---- Available records

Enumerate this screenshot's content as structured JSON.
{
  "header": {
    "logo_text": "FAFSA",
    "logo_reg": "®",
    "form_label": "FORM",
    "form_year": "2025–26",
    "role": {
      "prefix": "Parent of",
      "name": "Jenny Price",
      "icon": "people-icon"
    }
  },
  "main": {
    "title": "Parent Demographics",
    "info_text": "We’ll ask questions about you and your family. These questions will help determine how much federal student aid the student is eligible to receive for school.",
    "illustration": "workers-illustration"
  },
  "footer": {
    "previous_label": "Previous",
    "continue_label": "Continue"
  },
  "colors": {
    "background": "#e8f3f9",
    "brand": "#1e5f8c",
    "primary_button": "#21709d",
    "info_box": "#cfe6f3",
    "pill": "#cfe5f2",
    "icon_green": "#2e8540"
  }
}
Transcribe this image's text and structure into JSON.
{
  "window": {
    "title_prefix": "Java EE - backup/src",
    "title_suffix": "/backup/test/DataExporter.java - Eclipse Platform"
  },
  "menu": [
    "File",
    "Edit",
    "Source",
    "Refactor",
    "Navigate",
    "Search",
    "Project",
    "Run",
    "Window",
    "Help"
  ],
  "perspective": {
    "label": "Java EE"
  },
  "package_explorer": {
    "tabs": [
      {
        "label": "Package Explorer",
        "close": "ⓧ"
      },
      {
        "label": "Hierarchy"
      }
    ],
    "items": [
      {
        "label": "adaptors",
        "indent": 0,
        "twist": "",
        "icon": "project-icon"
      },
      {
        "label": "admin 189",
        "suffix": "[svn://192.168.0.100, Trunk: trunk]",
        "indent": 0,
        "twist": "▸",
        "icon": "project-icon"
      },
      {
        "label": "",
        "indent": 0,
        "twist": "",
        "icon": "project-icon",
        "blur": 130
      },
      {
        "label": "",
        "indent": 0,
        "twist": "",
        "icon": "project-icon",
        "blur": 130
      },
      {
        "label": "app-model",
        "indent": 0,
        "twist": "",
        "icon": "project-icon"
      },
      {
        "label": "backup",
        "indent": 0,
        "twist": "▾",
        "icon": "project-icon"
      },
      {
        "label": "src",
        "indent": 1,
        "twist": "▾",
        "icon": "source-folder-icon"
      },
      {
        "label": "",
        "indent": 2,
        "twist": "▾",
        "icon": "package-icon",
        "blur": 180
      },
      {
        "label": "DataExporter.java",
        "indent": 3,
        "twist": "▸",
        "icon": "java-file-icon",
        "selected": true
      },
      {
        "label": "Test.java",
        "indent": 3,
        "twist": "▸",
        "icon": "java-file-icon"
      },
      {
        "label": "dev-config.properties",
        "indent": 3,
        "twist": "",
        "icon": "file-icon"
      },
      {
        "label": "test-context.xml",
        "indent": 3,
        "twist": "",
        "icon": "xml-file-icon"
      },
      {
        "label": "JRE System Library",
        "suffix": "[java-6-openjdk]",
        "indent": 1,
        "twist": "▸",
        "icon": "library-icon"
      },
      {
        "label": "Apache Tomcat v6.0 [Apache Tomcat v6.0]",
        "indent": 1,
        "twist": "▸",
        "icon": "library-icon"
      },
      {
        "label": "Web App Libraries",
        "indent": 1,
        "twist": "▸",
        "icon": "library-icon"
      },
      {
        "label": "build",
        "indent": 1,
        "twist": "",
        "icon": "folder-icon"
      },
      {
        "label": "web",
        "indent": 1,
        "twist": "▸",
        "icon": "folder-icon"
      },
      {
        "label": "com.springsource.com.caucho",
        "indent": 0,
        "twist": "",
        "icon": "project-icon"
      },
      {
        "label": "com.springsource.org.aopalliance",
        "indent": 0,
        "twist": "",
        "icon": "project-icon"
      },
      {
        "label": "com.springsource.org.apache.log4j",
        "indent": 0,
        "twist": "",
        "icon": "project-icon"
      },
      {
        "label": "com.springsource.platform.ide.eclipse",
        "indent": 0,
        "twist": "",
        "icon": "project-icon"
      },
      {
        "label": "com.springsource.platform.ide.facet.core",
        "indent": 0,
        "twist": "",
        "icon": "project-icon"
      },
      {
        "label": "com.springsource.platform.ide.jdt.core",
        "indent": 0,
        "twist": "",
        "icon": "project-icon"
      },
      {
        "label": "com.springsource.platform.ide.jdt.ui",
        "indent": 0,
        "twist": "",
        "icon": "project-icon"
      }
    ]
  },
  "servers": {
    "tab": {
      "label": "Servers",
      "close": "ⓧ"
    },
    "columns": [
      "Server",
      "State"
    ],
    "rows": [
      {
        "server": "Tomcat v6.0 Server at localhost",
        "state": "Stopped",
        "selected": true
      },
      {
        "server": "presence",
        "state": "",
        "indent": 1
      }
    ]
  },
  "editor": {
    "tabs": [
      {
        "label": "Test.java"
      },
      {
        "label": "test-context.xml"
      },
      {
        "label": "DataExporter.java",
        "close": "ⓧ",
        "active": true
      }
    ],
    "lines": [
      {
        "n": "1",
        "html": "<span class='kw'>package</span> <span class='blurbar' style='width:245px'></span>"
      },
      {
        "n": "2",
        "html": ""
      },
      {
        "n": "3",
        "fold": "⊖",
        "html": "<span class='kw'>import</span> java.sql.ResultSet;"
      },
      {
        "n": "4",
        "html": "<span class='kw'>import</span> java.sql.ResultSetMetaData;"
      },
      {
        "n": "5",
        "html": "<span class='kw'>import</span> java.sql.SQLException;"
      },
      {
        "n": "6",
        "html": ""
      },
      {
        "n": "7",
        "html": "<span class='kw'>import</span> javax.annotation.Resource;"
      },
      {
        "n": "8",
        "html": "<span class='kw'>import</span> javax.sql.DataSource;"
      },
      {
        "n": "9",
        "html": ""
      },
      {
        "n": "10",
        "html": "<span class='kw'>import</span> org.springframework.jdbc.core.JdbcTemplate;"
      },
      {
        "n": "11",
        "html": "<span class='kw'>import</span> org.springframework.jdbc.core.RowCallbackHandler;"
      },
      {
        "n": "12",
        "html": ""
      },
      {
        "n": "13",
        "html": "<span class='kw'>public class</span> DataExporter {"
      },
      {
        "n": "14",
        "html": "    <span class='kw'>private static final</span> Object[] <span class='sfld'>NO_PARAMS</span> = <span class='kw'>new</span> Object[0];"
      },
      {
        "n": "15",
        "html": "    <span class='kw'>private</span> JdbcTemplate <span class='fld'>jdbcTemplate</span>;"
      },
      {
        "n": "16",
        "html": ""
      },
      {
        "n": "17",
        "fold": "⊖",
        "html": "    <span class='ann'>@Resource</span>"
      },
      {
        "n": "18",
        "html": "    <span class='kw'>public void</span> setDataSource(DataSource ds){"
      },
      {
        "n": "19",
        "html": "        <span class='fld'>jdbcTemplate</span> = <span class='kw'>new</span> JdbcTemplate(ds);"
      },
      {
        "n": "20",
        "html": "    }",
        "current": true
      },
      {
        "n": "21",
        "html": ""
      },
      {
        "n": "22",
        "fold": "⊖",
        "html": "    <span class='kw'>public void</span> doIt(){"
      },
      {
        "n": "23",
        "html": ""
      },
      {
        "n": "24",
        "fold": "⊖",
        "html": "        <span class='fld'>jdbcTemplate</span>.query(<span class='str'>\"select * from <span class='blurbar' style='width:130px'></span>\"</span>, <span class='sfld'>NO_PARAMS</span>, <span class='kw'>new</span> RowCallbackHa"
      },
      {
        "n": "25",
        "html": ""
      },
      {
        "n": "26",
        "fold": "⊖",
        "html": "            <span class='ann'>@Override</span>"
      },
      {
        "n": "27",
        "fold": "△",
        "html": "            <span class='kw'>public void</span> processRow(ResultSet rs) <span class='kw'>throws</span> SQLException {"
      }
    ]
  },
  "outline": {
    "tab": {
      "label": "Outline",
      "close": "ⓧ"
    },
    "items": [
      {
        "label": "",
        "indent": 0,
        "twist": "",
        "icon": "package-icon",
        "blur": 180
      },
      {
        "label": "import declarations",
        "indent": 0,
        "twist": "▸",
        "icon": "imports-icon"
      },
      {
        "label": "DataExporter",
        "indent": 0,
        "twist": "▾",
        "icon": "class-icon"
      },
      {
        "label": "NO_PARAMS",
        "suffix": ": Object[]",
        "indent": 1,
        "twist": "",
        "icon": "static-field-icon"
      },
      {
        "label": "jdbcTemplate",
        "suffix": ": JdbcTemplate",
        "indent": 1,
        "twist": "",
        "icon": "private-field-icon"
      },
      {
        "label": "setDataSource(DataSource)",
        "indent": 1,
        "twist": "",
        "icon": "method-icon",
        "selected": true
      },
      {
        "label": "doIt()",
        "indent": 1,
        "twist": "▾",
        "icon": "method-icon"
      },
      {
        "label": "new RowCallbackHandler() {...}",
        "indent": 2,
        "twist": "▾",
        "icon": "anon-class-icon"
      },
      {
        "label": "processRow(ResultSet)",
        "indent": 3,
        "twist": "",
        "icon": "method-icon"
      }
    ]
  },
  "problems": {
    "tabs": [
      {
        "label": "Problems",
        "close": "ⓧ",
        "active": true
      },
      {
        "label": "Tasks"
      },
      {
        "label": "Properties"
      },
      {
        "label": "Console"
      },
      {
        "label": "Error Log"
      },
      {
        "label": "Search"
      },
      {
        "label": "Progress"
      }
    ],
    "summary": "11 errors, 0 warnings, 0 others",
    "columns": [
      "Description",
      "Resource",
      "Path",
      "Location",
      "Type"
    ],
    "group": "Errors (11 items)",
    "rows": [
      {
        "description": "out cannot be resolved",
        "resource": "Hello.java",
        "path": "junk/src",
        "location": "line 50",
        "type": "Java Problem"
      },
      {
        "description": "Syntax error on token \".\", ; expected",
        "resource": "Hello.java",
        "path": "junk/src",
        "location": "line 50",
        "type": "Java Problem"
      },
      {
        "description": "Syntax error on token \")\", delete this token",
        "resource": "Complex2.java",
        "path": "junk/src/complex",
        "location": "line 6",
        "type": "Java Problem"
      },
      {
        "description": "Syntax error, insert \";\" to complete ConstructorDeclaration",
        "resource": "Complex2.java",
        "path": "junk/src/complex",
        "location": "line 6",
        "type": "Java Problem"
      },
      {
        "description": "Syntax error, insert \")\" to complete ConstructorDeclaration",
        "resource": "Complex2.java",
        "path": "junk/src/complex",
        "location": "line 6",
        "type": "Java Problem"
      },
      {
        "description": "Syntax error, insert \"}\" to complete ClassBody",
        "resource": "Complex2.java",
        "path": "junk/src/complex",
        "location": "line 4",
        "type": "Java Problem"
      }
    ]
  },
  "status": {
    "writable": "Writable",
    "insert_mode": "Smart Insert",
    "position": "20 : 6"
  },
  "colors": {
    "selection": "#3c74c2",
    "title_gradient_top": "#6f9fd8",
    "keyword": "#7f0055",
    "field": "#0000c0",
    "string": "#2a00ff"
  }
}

--------

Report only how many lines in the records contain the word "setDataSource".

**Full response:** 2